Extract to read
○ ○ ○

07/06/2020 - Calculators, Smart Home Buying & Ownership

Much House Can I Afford?

Buying a home is a defining life moment. It’s also one of the largest investments you can make. Whether it’s your first home, next home or second home there’s quite a bit to consider. Sure, it’s fun to surf the internet and gather inspiration on Pinterest, but you’ll need to snap back into reality and make sure you make the right decision. How much house you can afford depends on a lot more than what your bank will loan you. So, let’s get started by determining those factors and setting a mortgage budget. You can also check out our mortgage calculator below, which will help you determine how much your home will actually cost you.

Setting a Mortgage Budget

How much should you spend on a house? Start by setting a budget. When setting a mortgage budget, there’s two factors you’ll need to consider: How much house you can afford in actuality and how much your lender thinks you can afford. The personal criteria are just as important, if not more, than the latter. Just because you’re pre-qualified for a million-dollar beachfront condo doesn’t mean you should take out that loan. Let’s take a deeper dive into the personal criteria you should look at before signing off on a mortgage.

○ ○ ○

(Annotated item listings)

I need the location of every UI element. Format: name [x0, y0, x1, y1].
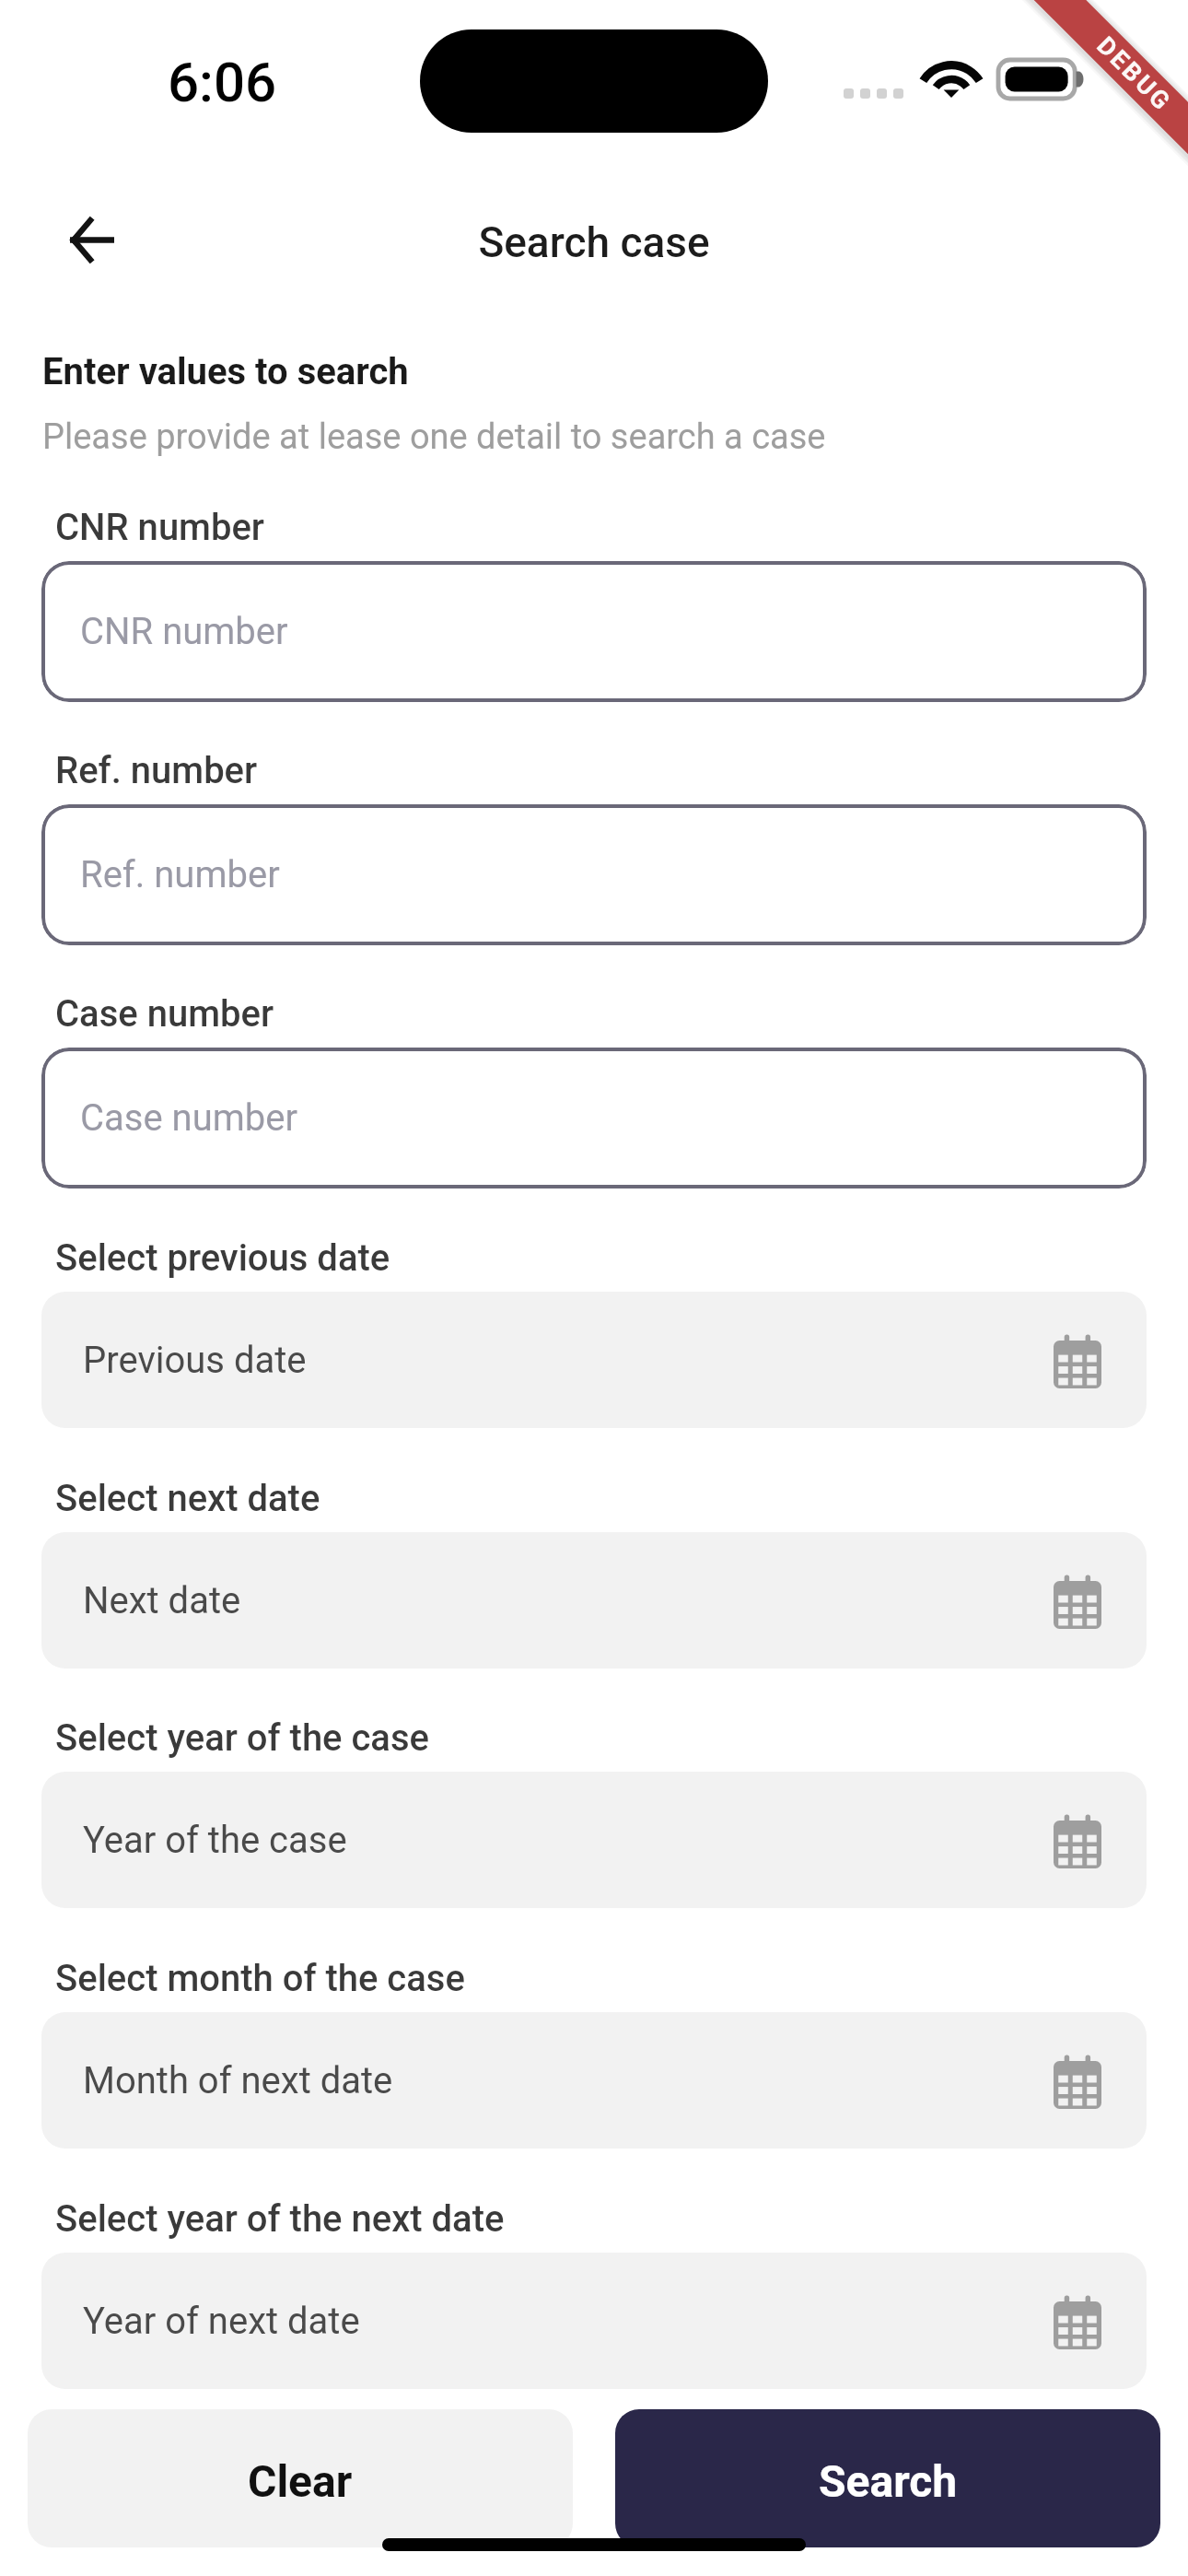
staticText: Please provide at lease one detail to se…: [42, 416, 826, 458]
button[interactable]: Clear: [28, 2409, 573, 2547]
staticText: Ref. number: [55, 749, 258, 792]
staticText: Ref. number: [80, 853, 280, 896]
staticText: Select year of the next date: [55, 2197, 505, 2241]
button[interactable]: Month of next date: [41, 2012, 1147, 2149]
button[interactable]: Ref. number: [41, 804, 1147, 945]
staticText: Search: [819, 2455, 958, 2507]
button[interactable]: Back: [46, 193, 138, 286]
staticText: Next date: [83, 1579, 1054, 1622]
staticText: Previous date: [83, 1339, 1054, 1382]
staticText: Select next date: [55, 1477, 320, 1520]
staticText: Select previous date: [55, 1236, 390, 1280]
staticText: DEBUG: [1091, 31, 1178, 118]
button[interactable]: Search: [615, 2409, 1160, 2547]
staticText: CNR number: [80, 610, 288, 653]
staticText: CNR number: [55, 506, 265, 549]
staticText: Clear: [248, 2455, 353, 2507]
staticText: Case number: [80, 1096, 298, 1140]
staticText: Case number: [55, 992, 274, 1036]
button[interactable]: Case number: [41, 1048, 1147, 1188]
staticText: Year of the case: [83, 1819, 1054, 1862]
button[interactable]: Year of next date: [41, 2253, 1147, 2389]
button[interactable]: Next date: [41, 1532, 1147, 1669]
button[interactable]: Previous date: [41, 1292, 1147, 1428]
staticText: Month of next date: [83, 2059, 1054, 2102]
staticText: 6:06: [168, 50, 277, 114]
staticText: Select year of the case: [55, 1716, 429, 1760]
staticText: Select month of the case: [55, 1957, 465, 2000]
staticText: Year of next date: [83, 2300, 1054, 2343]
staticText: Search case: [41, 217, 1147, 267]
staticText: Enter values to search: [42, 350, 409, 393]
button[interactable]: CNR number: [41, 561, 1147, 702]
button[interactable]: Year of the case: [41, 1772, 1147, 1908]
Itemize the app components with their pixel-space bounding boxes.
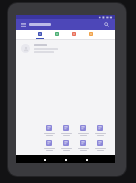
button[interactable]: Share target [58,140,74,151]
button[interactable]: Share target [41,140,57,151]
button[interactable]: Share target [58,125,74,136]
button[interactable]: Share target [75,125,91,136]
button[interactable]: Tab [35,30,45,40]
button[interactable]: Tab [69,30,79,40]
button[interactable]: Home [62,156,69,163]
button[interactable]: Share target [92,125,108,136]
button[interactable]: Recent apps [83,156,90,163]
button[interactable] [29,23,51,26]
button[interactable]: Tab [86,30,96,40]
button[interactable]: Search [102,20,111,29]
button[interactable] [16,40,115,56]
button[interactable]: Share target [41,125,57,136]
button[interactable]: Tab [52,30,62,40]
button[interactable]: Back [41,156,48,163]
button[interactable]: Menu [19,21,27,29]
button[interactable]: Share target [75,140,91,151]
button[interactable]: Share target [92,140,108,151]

○ ○ ○

Problem set
1. In the article on home affordability, what two factors does setting a mortgage budget require you to consider?
2. Quote the stretch of the article on home affordability from "How much should" through "on a mortgage.".
3. Which kinds of home does the article on home affordability list in the sentence that begins "Whether it's your"?
The items come from a separate source.

The responses
1. How much house you can afford in actuality and how much your lender thinks you can afford.

2.
How much should you spend on a house? Start by setting a budget. When setting a mortgage budget, there’s two factors you’ll need to consider: How much house you can afford in actuality and how much your lender thinks you can afford. The personal criteria are just as important, if not more, than the latter. Just because you’re pre-qualified for a million-dollar beachfront condo doesn’t mean you should take out that loan. Let’s take a deeper dive into the personal criteria you should look at before signing off on a mortgage.

3. First home, next home, second home